** Start **
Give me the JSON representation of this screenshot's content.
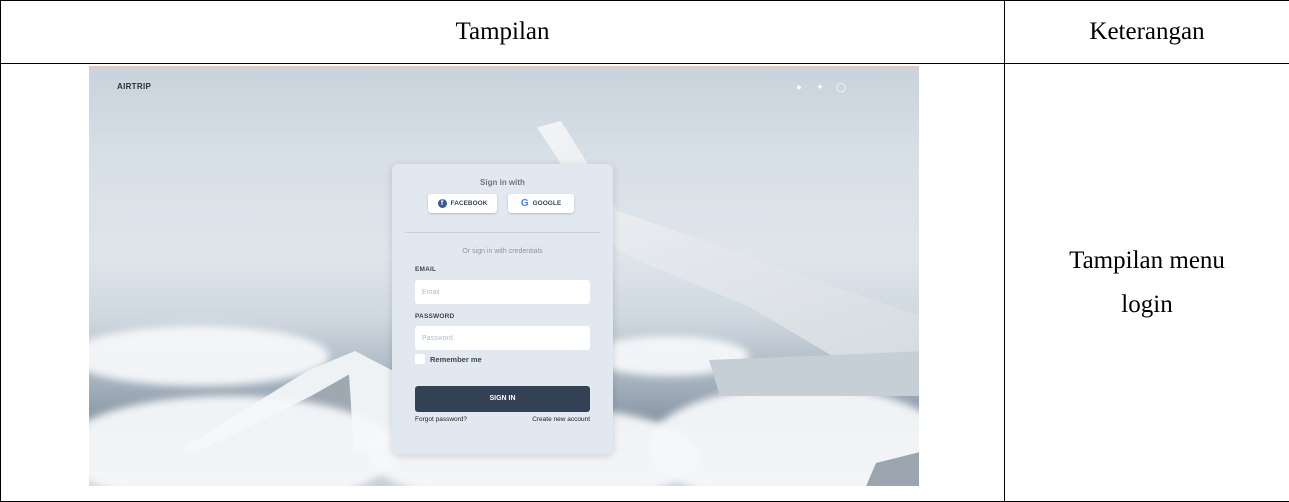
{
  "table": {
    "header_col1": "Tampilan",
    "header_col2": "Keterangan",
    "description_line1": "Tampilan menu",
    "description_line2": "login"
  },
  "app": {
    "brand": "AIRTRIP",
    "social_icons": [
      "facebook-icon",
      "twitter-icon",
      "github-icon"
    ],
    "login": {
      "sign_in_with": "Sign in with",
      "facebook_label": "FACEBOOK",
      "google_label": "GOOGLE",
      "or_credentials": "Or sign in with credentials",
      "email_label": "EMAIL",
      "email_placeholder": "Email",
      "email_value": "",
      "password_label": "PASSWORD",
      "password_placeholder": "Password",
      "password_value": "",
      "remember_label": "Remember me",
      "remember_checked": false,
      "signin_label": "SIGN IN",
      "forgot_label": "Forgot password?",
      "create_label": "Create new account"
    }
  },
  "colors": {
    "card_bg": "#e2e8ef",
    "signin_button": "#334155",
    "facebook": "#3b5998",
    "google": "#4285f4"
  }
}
** End **
** Start **
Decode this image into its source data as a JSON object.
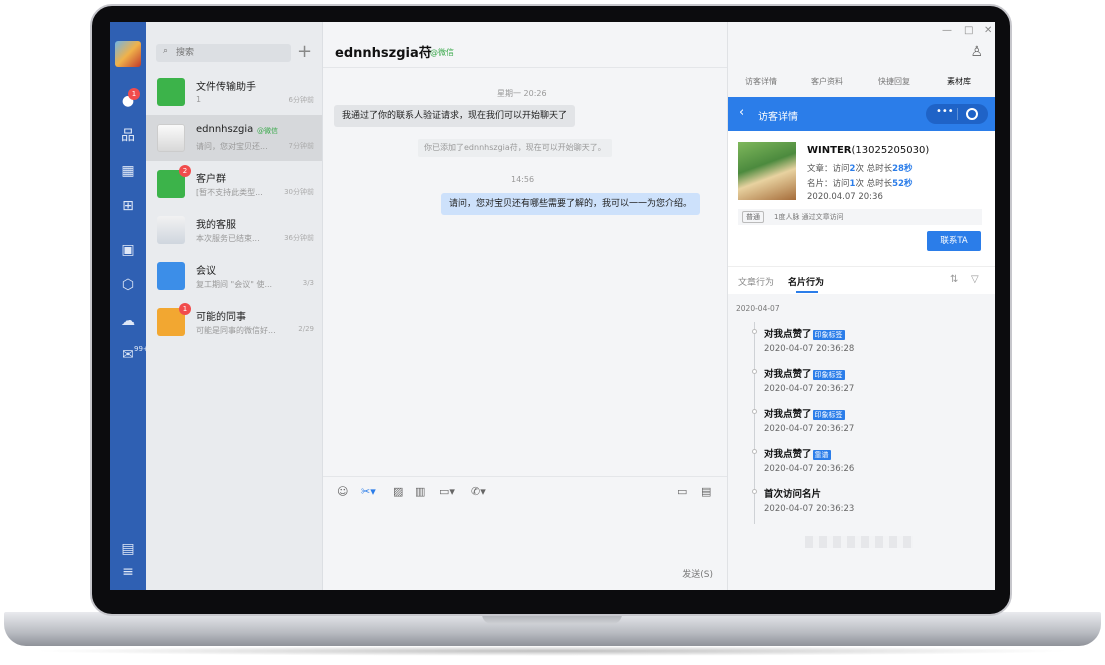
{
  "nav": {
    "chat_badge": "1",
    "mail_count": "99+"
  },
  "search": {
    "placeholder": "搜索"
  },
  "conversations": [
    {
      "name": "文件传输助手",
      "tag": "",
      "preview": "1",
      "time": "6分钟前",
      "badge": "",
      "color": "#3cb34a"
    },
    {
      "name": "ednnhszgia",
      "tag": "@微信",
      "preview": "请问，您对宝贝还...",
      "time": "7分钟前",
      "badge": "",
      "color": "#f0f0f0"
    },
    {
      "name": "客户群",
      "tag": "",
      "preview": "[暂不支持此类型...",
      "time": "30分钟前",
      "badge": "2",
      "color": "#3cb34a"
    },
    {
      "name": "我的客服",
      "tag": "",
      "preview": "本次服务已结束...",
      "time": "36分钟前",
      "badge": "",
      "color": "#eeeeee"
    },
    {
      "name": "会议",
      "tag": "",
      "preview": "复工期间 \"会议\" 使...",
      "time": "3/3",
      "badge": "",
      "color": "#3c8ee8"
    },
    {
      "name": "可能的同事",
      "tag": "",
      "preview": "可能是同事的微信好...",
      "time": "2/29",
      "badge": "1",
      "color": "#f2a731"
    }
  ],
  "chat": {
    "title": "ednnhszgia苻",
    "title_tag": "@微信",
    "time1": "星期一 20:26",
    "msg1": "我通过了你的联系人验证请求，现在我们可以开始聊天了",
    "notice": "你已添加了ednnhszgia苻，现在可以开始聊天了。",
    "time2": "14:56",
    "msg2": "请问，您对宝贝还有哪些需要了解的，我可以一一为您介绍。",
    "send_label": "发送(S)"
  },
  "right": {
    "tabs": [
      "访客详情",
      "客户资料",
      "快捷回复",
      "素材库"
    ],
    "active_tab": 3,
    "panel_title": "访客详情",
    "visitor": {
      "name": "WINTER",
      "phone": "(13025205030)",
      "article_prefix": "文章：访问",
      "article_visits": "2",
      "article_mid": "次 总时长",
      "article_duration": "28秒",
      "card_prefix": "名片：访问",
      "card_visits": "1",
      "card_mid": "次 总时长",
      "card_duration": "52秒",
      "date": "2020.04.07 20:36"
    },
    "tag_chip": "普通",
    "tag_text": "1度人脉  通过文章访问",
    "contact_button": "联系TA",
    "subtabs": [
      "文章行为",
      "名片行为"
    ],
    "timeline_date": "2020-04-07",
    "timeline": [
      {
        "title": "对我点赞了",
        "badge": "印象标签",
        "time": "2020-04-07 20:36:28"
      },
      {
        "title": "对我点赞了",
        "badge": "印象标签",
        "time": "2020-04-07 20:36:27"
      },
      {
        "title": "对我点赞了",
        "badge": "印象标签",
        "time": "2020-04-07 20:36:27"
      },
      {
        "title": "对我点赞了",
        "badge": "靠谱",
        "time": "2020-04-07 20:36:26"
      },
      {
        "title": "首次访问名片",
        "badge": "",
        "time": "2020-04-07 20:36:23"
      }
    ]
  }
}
** End **
Short exercise | Pull every line containing the word "this" out of the material and copy it.

Expected answer |
Give me the JSON representation of this screenshot's content.
Decode this image into its source data as a JSON object.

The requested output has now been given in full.